◆ 任务列表
(1) 部署资源清单推荐使用哪些版本的操作系统？
(2) 接着部署资源清单的最后一行往下续写。

◆ 原文
--

Linux下ChatGPT部署所需资源清单
一 资源总览
- 计算资源:至少4核CPU;内存建议16GB起步(7B量化模型),更稳妥为32GB;如需GPU,入门可选NVIDIA T4,企业级可用A100 80GB等。
- 存储与系统:系统盘与模型盘合计建议≥100GB SSD;操作系统推荐Ubuntu 20.04/22.04 LTS。
- 网络:公网/内网带宽≥5 Mbps可支撑≤100并发的基础场景;跨地域访问需考虑更高带宽或更优链路以降低延迟。
- 软件栈:容器化建议Docker + Docker Compose;GPU需配置NVIDIA驱动 + nvidia-container-toolkit;模型侧常用Transformers/llama.cpp/vLLM等。
- 安全与合规:启用TLS 1.3、API密钥/限流、VPC/白名单等;模型与数据需满足授权协议与数据主权要求。
二 硬件资源建议
| 场景 | CPU | 内存 | GPU | 存储 | 适用说明 |
|---|
| 入门CPU推理 | ≥4核 | ≥16GB | 无 | ≥100GB SSD | 运行7B量化模型,响应较慢,适合功能验证 |
| 推荐GPU推理 | ≥8核 | ≥32GB | NVIDIA T4 | ≥100GB SSD | 流畅运行7B;13B建议更大显存 |
| 企业级高并发 | 多核高性能 | 视并发与模型定 | A100 80GB×4 | 高速NVMe | 支持多模型/大批量推理与横向扩展 |
- 显存/内存经验值:FP16显存≈参数×2.5;量化可显著降低占用(如Q4_0≈25%)。例如:7B FP16≈14GB显存,Q4_0≈7GB显存。
三 软件与系统资源
- 操作系统与基础:Ubuntu 20.04/22.04;安装Docker与(GPU场景)nvidia-container-toolkit,并配置Docker默认nvidia runtime。

--

◆ 所给记录
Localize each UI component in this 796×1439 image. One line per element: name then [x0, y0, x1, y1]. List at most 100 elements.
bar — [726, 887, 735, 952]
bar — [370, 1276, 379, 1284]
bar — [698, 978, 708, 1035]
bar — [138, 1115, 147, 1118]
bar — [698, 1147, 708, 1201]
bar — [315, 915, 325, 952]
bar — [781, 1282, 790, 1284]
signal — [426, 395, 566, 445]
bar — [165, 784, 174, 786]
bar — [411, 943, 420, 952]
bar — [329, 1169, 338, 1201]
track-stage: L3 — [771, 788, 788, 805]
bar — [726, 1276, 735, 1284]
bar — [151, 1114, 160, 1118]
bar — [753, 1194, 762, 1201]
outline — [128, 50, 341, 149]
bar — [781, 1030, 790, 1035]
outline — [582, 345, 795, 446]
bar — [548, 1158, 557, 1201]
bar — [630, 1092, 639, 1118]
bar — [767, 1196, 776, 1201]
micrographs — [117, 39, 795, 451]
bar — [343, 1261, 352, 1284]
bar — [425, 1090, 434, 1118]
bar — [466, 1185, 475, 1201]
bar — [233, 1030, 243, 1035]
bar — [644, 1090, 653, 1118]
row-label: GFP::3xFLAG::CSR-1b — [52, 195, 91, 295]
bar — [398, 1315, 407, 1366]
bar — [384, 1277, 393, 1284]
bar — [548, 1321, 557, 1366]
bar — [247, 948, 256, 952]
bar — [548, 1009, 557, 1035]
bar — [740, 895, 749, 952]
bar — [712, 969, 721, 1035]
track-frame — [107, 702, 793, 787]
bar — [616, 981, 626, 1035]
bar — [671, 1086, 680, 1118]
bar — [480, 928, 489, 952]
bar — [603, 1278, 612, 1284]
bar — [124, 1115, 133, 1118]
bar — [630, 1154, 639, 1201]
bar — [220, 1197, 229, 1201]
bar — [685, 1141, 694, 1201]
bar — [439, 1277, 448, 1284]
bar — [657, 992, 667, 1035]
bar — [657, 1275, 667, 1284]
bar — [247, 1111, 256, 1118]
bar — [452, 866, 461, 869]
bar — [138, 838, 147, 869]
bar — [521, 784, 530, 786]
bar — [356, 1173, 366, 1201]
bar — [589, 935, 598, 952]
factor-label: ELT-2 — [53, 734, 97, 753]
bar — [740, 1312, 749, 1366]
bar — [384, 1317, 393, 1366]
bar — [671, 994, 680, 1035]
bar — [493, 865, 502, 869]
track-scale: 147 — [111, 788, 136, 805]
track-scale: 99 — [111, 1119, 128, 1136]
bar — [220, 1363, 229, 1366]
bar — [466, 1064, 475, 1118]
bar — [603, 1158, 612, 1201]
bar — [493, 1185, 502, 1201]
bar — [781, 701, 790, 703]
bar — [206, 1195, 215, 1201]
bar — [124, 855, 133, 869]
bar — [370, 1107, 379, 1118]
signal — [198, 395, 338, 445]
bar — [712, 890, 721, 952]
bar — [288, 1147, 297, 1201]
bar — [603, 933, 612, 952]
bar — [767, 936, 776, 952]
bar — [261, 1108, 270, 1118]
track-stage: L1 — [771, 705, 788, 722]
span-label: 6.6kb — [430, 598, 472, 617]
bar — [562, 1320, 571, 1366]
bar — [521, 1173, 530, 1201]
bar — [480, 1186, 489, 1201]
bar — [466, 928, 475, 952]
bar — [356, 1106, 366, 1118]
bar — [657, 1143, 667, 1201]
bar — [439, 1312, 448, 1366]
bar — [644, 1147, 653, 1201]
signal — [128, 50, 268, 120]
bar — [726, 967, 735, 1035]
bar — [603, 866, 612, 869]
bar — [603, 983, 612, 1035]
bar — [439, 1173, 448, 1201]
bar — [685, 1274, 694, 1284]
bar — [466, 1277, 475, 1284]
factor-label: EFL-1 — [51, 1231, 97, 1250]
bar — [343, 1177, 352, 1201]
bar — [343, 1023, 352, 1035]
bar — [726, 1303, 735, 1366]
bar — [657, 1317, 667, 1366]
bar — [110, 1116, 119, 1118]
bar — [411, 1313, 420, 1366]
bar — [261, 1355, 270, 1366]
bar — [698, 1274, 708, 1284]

--

◆ 各题答案
(1) Ubuntu 20.04/22.04 LTS。

(2)
- 容器与编排:单机用Docker Compose;集群用Kubernetes + NVIDIA Device Plugin(可选GPU时间切片)。
- 模型与推理框架:Hugging Face Transformers、llama.cpp(量化/CPU/GPU)、vLLM(PagedAttention与动态批处理)。
- 服务化与网关:API服务可用FastAPI/uvicorn;反向代理与网关用Nginx/Traefik/Kong;进程守护用Supervisor。
四 网络与安全资源
- 访问与连通:云上部署建议配置公网IP/域名与Nginx反向代理;同区域访问可将延迟降至<50ms。
- 协议与加密:强制TLS 1.3;对外暴露端口最小化并启用IP白名单。
- 限流与防护:通过API网关/插件实施速率限制(如100次/分钟);对外密钥认证。
- 数据安全:静态数据可用LUKS磁盘加密 + 模型文件AES-256;内网隔离与VPC对等控制访问域。
五 存储与运维监控
- 存储规划:模型权重、日志与缓存分离;模型盘优先NVMe SSD以降低加载与检索延迟。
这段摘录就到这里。